Dataset entries:
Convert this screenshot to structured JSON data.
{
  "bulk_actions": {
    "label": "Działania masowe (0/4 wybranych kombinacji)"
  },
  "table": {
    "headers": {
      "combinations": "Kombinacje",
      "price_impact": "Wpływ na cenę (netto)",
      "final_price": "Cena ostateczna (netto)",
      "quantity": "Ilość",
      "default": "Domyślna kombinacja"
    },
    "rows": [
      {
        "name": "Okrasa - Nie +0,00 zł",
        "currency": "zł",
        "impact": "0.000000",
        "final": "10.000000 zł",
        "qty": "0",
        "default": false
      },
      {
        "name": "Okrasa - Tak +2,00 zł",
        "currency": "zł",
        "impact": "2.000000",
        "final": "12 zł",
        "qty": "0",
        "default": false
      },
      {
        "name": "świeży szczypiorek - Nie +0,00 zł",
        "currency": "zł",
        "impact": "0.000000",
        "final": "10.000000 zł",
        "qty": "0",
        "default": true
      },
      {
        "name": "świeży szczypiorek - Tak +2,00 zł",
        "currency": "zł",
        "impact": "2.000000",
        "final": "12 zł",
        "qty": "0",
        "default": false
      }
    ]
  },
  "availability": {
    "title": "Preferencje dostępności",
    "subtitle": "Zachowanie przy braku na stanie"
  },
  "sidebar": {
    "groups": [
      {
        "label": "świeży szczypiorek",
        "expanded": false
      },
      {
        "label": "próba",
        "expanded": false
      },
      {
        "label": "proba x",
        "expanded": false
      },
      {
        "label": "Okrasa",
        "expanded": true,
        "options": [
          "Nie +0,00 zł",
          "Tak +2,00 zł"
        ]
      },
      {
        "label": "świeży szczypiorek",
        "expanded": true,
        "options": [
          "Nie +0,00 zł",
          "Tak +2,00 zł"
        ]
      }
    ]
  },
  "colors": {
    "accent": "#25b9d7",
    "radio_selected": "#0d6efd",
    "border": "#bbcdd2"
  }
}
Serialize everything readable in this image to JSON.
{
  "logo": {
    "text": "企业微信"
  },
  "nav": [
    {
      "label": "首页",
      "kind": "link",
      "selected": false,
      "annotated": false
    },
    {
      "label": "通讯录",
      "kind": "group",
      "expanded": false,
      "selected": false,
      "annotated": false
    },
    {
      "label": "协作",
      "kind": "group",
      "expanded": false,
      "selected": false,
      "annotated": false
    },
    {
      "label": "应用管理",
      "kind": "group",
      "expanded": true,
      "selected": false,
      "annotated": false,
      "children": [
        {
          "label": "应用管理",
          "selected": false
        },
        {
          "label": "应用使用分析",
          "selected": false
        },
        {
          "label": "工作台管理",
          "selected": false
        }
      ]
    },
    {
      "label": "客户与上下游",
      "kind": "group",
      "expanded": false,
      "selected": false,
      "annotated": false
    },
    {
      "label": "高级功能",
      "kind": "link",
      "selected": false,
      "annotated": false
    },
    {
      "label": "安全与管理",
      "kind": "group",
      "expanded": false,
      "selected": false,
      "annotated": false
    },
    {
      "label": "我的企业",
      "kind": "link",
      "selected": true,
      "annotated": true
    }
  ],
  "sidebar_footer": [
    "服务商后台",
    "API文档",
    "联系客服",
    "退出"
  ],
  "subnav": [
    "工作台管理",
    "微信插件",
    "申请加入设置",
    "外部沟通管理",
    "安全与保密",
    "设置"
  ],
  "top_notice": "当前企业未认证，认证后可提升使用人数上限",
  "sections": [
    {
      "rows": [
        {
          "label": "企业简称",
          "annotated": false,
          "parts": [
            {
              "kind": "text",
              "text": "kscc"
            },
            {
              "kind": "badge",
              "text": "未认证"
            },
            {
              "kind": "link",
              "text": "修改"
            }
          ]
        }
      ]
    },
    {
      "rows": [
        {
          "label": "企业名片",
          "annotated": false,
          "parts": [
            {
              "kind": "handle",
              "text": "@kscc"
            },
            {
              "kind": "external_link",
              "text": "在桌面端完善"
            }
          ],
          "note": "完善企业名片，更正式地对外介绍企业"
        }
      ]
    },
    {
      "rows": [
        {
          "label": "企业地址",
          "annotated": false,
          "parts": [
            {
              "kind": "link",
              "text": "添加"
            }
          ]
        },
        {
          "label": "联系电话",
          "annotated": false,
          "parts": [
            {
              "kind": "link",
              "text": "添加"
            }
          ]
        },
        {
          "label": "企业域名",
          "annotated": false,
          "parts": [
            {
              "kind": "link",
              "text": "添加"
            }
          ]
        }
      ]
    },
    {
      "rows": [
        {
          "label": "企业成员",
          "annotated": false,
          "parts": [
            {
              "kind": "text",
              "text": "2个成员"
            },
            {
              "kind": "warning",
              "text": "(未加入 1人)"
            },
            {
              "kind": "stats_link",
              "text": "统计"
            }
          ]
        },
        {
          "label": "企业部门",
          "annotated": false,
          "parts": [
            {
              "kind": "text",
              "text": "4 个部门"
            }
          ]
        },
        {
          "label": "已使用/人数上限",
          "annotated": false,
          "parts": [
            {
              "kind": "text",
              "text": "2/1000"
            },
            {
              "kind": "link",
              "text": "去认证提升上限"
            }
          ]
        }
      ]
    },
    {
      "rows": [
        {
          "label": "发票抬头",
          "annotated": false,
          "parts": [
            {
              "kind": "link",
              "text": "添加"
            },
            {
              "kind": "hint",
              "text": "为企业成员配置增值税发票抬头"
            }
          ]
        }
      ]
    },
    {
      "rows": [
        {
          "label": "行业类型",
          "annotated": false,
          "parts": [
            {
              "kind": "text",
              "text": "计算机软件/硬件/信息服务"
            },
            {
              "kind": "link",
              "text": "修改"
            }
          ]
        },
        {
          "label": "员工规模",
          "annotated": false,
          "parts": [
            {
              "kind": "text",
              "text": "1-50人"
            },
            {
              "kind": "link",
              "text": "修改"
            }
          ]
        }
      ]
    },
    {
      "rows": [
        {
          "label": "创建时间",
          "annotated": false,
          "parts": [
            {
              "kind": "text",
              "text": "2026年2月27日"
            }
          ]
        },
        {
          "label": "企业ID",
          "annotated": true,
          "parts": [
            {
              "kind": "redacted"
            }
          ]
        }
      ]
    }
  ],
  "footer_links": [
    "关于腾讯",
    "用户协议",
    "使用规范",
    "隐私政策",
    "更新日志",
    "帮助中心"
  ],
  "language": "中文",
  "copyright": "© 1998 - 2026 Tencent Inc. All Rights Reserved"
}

#### What is required
Reproduce each line of the entries in which the word "this" is found.

#### Answer
Convert this screenshot to structured JSON data.
Serialize everything readable in this image to JSON.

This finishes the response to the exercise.